→ Stated goal
Write the listing out again, all of it, word for word.

────────────────────────────────────────

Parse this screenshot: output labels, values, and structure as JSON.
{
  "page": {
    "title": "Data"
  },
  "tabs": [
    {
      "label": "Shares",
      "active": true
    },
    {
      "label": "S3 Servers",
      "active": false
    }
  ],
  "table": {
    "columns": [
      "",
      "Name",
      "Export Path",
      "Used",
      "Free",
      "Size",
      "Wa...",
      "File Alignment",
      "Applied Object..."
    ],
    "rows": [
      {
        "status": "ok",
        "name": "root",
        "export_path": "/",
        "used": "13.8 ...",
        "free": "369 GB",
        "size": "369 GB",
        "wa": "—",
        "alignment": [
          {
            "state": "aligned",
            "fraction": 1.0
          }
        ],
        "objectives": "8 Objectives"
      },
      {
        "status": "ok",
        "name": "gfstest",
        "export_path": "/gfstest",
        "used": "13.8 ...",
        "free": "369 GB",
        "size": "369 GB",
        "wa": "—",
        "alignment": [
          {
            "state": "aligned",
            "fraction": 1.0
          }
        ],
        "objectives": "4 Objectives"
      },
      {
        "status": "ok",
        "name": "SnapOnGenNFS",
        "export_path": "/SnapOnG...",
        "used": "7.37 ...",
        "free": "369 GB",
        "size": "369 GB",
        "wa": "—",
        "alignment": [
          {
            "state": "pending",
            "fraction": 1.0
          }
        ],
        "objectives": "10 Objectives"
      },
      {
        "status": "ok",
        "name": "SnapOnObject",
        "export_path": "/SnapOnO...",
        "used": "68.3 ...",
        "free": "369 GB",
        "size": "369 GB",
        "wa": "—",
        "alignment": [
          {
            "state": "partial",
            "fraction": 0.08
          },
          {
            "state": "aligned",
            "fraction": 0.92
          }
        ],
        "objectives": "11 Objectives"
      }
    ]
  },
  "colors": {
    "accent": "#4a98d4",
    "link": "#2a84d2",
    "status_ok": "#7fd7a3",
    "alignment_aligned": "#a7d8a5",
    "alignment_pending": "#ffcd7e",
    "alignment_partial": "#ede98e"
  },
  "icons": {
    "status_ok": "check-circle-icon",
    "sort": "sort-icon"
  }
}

────────────────────────────────────────

→ Output for this exercise
Parse this screenshot: output labels, values, and structure as JSON.
{
  "page": {
    "title": "Data"
  },
  "tabs": [
    {
      "label": "Shares",
      "active": true
    },
    {
      "label": "S3 Servers",
      "active": false
    }
  ],
  "table": {
    "columns": [
      "",
      "Name",
      "Export Path",
      "Used",
      "Free",
      "Size",
      "Wa...",
      "File Alignment",
      "Applied Object..."
    ],
    "rows": [
      {
        "status": "ok",
        "name": "root",
        "export_path": "/",
        "used": "13.8 ...",
        "free": "369 GB",
        "size": "369 GB",
        "wa": "—",
        "alignment": [
          {
            "state": "aligned",
            "fraction": 1.0
          }
        ],
        "objectives": "8 Objectives"
      },
      {
        "status": "ok",
        "name": "gfstest",
        "export_path": "/gfstest",
        "used": "13.8 ...",
        "free": "369 GB",
        "size": "369 GB",
        "wa": "—",
        "alignment": [
          {
            "state": "aligned",
            "fraction": 1.0
          }
        ],
        "objectives": "4 Objectives"
      },
      {
        "status": "ok",
        "name": "SnapOnGenNFS",
        "export_path": "/SnapOnG...",
        "used": "7.37 ...",
        "free": "369 GB",
        "size": "369 GB",
        "wa": "—",
        "alignment": [
          {
            "state": "pending",
            "fraction": 1.0
          }
        ],
        "objectives": "10 Objectives"
      },
      {
        "status": "ok",
        "name": "SnapOnObject",
        "export_path": "/SnapOnO...",
        "used": "68.3 ...",
        "free": "369 GB",
        "size": "369 GB",
        "wa": "—",
        "alignment": [
          {
            "state": "partial",
            "fraction": 0.08
          },
          {
            "state": "aligned",
            "fraction": 0.92
          }
        ],
        "objectives": "11 Objectives"
      }
    ]
  },
  "colors": {
    "accent": "#4a98d4",
    "link": "#2a84d2",
    "status_ok": "#7fd7a3",
    "alignment_aligned": "#a7d8a5",
    "alignment_pending": "#ffcd7e",
    "alignment_partial": "#ede98e"
  },
  "icons": {
    "status_ok": "check-circle-icon",
    "sort": "sort-icon"
  }
}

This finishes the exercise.